Excerpts from a figure dataset:

---

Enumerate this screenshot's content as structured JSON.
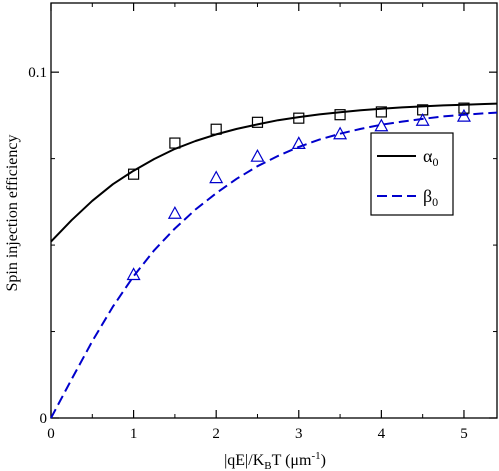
{
  "chart_data": {
    "type": "line",
    "title": "",
    "xlabel": "|qE|/K",
    "xlabel_sub": "B",
    "xlabel_tail": "T (μm",
    "xlabel_sup": "-1",
    "xlabel_close": ")",
    "ylabel": "Spin injection efficiency",
    "xlim": [
      0,
      5.4
    ],
    "ylim": [
      0,
      0.12
    ],
    "x_ticks": [
      0,
      1,
      2,
      3,
      4,
      5
    ],
    "x_tick_labels": [
      "0",
      "1",
      "2",
      "3",
      "4",
      "5"
    ],
    "y_ticks": [
      0,
      0.1
    ],
    "y_tick_labels": [
      "0",
      "0.1"
    ],
    "grid": false,
    "legend_position": "right-middle",
    "series": [
      {
        "name": "α",
        "name_sub": "0",
        "style": "solid",
        "color": "#000000",
        "marker": "square",
        "curve": {
          "x": [
            0,
            0.25,
            0.5,
            0.75,
            1,
            1.25,
            1.5,
            1.75,
            2,
            2.25,
            2.5,
            2.75,
            3,
            3.25,
            3.5,
            3.75,
            4,
            4.25,
            4.5,
            4.75,
            5,
            5.25,
            5.4
          ],
          "y": [
            0.051,
            0.0572,
            0.0628,
            0.0676,
            0.0715,
            0.0749,
            0.0778,
            0.0801,
            0.082,
            0.0836,
            0.0849,
            0.0861,
            0.087,
            0.0878,
            0.0884,
            0.089,
            0.0894,
            0.0898,
            0.0901,
            0.0904,
            0.0906,
            0.0908,
            0.0909
          ]
        },
        "points": {
          "x": [
            1,
            1.5,
            2,
            2.5,
            3,
            3.5,
            4,
            4.5,
            5
          ],
          "y": [
            0.0705,
            0.0795,
            0.0835,
            0.0855,
            0.0867,
            0.0877,
            0.0885,
            0.0891,
            0.0896
          ]
        }
      },
      {
        "name": "β",
        "name_sub": "0",
        "style": "dashed",
        "color": "#0000cc",
        "marker": "triangle",
        "curve": {
          "x": [
            0,
            0.25,
            0.5,
            0.75,
            1,
            1.25,
            1.5,
            1.75,
            2,
            2.25,
            2.5,
            2.75,
            3,
            3.25,
            3.5,
            3.75,
            4,
            4.25,
            4.5,
            4.75,
            5,
            5.25,
            5.4
          ],
          "y": [
            0,
            0.0112,
            0.0222,
            0.0322,
            0.041,
            0.0485,
            0.0548,
            0.0603,
            0.065,
            0.0692,
            0.0728,
            0.0758,
            0.0784,
            0.0805,
            0.0822,
            0.0836,
            0.0848,
            0.0857,
            0.0865,
            0.0872,
            0.0877,
            0.0881,
            0.0883
          ]
        },
        "points": {
          "x": [
            1,
            1.5,
            2,
            2.5,
            3,
            3.5,
            4,
            4.5,
            5
          ],
          "y": [
            0.0415,
            0.0592,
            0.0695,
            0.0757,
            0.0794,
            0.0822,
            0.0845,
            0.0861,
            0.0873
          ]
        }
      }
    ]
  }
}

---

__GOAL__
Copy out the whole listing exactly, and don't carry over any pictures.

__WRITTEN RESPONSE__
Enumerate this screenshot's content as structured JSON.
{
  "chart_data": {
    "type": "line",
    "title": "",
    "xlabel": "|qE|/K",
    "xlabel_sub": "B",
    "xlabel_tail": "T (μm",
    "xlabel_sup": "-1",
    "xlabel_close": ")",
    "ylabel": "Spin injection efficiency",
    "xlim": [
      0,
      5.4
    ],
    "ylim": [
      0,
      0.12
    ],
    "x_ticks": [
      0,
      1,
      2,
      3,
      4,
      5
    ],
    "x_tick_labels": [
      "0",
      "1",
      "2",
      "3",
      "4",
      "5"
    ],
    "y_ticks": [
      0,
      0.1
    ],
    "y_tick_labels": [
      "0",
      "0.1"
    ],
    "grid": false,
    "legend_position": "right-middle",
    "series": [
      {
        "name": "α",
        "name_sub": "0",
        "style": "solid",
        "color": "#000000",
        "marker": "square",
        "curve": {
          "x": [
            0,
            0.25,
            0.5,
            0.75,
            1,
            1.25,
            1.5,
            1.75,
            2,
            2.25,
            2.5,
            2.75,
            3,
            3.25,
            3.5,
            3.75,
            4,
            4.25,
            4.5,
            4.75,
            5,
            5.25,
            5.4
          ],
          "y": [
            0.051,
            0.0572,
            0.0628,
            0.0676,
            0.0715,
            0.0749,
            0.0778,
            0.0801,
            0.082,
            0.0836,
            0.0849,
            0.0861,
            0.087,
            0.0878,
            0.0884,
            0.089,
            0.0894,
            0.0898,
            0.0901,
            0.0904,
            0.0906,
            0.0908,
            0.0909
          ]
        },
        "points": {
          "x": [
            1,
            1.5,
            2,
            2.5,
            3,
            3.5,
            4,
            4.5,
            5
          ],
          "y": [
            0.0705,
            0.0795,
            0.0835,
            0.0855,
            0.0867,
            0.0877,
            0.0885,
            0.0891,
            0.0896
          ]
        }
      },
      {
        "name": "β",
        "name_sub": "0",
        "style": "dashed",
        "color": "#0000cc",
        "marker": "triangle",
        "curve": {
          "x": [
            0,
            0.25,
            0.5,
            0.75,
            1,
            1.25,
            1.5,
            1.75,
            2,
            2.25,
            2.5,
            2.75,
            3,
            3.25,
            3.5,
            3.75,
            4,
            4.25,
            4.5,
            4.75,
            5,
            5.25,
            5.4
          ],
          "y": [
            0,
            0.0112,
            0.0222,
            0.0322,
            0.041,
            0.0485,
            0.0548,
            0.0603,
            0.065,
            0.0692,
            0.0728,
            0.0758,
            0.0784,
            0.0805,
            0.0822,
            0.0836,
            0.0848,
            0.0857,
            0.0865,
            0.0872,
            0.0877,
            0.0881,
            0.0883
          ]
        },
        "points": {
          "x": [
            1,
            1.5,
            2,
            2.5,
            3,
            3.5,
            4,
            4.5,
            5
          ],
          "y": [
            0.0415,
            0.0592,
            0.0695,
            0.0757,
            0.0794,
            0.0822,
            0.0845,
            0.0861,
            0.0873
          ]
        }
      }
    ]
  }
}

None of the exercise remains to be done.